Written instruction —
Here are some records; copy every line that holds the word "sehen".

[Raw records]
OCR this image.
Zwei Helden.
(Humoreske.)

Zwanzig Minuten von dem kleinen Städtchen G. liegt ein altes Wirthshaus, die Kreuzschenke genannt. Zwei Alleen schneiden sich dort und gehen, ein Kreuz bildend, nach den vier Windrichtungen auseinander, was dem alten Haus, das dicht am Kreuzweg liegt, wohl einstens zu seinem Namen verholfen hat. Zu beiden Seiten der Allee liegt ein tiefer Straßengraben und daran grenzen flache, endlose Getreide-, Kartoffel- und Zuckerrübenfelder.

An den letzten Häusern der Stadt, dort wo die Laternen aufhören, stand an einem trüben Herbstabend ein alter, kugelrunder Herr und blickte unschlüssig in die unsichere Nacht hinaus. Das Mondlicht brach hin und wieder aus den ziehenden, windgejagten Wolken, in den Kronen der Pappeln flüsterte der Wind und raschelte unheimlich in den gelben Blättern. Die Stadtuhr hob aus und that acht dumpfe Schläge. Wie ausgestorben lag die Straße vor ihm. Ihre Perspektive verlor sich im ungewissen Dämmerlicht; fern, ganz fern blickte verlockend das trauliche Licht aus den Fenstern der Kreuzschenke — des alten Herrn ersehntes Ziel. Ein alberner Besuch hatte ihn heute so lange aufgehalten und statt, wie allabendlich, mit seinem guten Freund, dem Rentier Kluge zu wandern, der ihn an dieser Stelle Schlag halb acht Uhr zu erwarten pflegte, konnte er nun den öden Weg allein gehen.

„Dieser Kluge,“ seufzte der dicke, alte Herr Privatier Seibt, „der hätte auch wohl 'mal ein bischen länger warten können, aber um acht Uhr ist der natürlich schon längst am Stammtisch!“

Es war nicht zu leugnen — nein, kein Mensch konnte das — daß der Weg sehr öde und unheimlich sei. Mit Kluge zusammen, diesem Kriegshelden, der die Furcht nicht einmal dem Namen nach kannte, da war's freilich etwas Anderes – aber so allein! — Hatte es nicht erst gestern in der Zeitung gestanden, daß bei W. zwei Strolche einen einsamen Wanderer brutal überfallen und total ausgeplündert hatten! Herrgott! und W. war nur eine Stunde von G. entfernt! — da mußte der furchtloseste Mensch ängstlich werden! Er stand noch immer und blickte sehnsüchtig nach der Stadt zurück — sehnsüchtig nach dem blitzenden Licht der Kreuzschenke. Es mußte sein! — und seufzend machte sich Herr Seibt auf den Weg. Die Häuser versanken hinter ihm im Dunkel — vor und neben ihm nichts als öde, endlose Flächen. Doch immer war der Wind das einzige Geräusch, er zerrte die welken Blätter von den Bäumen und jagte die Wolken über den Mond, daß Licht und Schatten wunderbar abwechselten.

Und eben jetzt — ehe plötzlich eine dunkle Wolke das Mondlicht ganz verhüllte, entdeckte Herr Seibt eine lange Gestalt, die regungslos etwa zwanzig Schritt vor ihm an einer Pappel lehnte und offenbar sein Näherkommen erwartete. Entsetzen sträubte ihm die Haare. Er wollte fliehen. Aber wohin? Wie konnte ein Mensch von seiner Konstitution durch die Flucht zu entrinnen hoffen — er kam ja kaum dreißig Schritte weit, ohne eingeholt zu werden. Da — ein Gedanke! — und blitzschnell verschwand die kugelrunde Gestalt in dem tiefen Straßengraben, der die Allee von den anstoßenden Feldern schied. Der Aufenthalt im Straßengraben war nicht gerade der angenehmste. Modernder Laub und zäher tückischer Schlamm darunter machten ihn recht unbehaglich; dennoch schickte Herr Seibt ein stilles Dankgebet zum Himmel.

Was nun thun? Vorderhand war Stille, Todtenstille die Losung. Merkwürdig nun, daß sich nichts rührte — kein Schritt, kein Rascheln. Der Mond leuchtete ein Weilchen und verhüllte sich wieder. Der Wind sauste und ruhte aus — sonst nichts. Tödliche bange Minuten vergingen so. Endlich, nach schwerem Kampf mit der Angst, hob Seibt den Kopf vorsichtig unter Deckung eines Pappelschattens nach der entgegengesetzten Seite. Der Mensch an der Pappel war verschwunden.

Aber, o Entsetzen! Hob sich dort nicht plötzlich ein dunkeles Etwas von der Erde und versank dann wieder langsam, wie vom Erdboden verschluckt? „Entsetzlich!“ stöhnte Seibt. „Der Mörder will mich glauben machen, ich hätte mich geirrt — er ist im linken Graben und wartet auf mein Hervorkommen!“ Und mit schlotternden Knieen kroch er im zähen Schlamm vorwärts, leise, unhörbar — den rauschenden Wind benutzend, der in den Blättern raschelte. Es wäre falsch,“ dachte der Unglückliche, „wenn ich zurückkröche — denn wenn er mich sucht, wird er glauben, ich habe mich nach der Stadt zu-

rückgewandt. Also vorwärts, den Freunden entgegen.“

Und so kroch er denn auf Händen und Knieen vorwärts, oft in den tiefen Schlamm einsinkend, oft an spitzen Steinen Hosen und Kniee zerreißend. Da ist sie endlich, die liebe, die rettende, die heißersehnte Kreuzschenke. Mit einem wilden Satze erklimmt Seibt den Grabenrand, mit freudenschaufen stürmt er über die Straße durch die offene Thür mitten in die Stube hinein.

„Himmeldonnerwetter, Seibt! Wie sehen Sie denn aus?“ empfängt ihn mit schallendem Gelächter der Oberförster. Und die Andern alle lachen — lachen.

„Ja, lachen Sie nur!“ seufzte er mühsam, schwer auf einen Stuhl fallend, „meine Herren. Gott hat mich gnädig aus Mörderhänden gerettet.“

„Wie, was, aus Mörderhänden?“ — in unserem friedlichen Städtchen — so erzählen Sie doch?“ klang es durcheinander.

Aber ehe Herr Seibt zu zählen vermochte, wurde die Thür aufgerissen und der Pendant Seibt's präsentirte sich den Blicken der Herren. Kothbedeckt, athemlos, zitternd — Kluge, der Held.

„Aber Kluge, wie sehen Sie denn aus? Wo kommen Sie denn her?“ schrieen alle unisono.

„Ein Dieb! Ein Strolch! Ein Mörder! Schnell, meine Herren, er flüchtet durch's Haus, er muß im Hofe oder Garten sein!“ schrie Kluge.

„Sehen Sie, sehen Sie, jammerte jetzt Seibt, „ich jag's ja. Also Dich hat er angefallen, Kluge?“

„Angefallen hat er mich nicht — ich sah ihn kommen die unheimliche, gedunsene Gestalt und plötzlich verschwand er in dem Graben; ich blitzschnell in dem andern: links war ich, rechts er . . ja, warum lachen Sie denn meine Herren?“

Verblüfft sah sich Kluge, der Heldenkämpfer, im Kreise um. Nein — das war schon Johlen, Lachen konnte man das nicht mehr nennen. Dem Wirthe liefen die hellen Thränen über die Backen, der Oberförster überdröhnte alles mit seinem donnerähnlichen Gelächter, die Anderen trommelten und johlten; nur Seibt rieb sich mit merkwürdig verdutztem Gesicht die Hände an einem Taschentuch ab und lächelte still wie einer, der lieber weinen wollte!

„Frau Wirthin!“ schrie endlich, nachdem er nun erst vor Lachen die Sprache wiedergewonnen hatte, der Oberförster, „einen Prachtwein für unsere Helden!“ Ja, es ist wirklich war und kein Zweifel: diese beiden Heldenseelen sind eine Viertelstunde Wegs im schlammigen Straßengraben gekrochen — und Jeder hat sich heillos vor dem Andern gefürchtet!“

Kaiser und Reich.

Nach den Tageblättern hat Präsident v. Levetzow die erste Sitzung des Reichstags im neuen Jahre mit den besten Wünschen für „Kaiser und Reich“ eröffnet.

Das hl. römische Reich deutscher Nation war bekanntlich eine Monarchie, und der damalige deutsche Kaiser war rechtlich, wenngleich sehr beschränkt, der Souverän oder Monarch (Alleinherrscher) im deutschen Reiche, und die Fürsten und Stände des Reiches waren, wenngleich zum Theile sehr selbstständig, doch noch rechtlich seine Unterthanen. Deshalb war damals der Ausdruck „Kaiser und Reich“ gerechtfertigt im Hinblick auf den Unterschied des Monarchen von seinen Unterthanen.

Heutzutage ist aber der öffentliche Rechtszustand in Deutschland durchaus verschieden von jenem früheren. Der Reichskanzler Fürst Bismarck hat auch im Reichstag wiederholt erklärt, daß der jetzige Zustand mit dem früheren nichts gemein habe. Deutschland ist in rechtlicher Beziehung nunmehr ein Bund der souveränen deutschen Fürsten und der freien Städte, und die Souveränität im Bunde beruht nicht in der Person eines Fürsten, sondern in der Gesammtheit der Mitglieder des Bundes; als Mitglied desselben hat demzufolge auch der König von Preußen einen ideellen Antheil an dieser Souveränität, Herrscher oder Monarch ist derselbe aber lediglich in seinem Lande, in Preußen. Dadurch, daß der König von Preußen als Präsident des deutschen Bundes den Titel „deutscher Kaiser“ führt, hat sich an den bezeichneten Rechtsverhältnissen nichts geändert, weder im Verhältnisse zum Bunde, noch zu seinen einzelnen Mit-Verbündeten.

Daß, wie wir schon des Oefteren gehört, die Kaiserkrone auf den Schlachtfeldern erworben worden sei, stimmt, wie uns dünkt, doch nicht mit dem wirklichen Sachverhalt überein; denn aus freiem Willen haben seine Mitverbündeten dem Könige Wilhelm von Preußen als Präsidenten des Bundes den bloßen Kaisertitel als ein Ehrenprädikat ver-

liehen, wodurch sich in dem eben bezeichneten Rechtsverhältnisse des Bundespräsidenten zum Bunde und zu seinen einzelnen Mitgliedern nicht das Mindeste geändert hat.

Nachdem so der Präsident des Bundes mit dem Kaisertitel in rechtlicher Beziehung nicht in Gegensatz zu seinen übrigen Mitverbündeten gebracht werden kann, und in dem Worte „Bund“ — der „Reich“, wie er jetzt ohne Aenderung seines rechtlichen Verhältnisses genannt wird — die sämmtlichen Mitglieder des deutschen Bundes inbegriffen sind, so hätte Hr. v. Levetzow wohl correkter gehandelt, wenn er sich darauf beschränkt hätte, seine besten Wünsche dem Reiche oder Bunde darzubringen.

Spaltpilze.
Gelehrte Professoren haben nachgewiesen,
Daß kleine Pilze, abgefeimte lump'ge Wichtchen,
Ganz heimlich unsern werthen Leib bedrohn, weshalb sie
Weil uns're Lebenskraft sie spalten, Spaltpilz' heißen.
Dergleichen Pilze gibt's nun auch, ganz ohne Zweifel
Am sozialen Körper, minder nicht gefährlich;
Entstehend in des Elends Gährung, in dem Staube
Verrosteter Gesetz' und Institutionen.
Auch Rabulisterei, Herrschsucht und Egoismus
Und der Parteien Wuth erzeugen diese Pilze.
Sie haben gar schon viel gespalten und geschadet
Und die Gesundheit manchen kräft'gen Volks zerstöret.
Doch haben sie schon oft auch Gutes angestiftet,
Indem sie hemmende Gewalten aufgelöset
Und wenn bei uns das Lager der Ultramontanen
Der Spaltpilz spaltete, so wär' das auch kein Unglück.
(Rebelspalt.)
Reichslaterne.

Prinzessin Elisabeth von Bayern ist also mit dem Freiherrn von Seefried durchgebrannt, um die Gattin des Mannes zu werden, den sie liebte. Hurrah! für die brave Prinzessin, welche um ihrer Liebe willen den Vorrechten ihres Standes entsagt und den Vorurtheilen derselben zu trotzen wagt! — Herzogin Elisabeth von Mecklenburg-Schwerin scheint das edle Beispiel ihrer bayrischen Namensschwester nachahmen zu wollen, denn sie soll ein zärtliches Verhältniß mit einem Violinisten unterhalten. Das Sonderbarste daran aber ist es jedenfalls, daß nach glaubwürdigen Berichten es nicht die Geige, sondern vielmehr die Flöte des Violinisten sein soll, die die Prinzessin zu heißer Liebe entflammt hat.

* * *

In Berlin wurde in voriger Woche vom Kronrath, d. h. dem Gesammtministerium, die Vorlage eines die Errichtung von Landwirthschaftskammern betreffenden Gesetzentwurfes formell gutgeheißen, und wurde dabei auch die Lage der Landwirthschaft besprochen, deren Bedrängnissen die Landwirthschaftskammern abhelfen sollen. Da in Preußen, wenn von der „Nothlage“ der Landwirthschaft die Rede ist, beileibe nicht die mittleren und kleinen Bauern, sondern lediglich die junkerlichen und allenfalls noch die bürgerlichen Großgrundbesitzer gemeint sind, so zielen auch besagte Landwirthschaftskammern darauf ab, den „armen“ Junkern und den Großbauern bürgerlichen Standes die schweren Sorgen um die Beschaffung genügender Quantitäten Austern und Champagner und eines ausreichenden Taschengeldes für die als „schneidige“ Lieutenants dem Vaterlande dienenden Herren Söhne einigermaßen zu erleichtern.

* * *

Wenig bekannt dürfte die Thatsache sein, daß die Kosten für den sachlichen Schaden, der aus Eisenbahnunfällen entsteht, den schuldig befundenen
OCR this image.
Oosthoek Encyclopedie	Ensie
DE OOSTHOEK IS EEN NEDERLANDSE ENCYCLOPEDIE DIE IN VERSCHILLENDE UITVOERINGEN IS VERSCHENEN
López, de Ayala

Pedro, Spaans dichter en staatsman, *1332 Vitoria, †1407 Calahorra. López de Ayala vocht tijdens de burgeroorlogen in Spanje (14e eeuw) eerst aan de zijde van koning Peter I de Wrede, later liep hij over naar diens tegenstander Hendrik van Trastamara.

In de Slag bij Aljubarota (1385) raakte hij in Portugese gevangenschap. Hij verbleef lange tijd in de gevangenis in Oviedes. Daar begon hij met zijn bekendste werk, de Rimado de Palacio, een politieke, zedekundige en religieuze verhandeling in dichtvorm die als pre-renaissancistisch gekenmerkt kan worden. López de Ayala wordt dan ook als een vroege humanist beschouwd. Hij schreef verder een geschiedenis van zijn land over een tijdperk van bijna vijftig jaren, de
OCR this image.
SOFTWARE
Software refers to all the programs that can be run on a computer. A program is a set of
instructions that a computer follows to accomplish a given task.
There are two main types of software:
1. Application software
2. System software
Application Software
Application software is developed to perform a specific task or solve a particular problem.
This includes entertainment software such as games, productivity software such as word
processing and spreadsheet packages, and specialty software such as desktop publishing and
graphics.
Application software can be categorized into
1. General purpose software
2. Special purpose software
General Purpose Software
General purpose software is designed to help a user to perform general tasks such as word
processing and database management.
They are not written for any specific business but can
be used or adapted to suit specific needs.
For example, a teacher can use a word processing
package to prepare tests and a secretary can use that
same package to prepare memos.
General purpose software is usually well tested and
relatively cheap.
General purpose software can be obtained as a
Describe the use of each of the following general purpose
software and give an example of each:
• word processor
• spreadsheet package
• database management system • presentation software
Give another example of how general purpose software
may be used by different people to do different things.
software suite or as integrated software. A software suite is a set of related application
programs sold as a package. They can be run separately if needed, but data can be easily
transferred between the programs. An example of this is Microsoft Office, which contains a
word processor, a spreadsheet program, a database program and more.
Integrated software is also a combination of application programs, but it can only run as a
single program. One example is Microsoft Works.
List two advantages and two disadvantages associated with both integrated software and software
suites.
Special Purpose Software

Solution to this task —
„Himmeldonnerwetter, Seibt! Wie sehen Sie denn aus?“ empfängt ihn mit schallendem Gelächter der Oberförster. Und die Andern alle lachen — lachen.
„Aber Kluge, wie sehen Sie denn aus? Wo kommen Sie denn her?“ schrieen alle unisono.
„Sehen Sie, sehen Sie, jammerte jetzt Seibt, „ich jag's ja. Also Dich hat er angefallen, Kluge?“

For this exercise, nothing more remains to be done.